### Set problem
Collect each line of the entries that holds the string "Документы".

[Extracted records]
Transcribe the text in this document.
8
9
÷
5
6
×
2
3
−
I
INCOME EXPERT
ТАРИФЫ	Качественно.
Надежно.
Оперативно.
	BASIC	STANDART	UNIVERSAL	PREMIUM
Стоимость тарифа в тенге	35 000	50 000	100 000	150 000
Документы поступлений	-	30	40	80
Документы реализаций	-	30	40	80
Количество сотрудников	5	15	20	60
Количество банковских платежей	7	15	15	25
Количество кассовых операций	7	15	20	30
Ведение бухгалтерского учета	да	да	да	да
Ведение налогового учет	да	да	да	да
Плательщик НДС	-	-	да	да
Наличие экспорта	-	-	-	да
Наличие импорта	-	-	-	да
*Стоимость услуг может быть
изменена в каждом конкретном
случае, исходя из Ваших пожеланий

### Expected answer
Документы поступлений	-	30	40	80
Документы реализаций	-	30	40	80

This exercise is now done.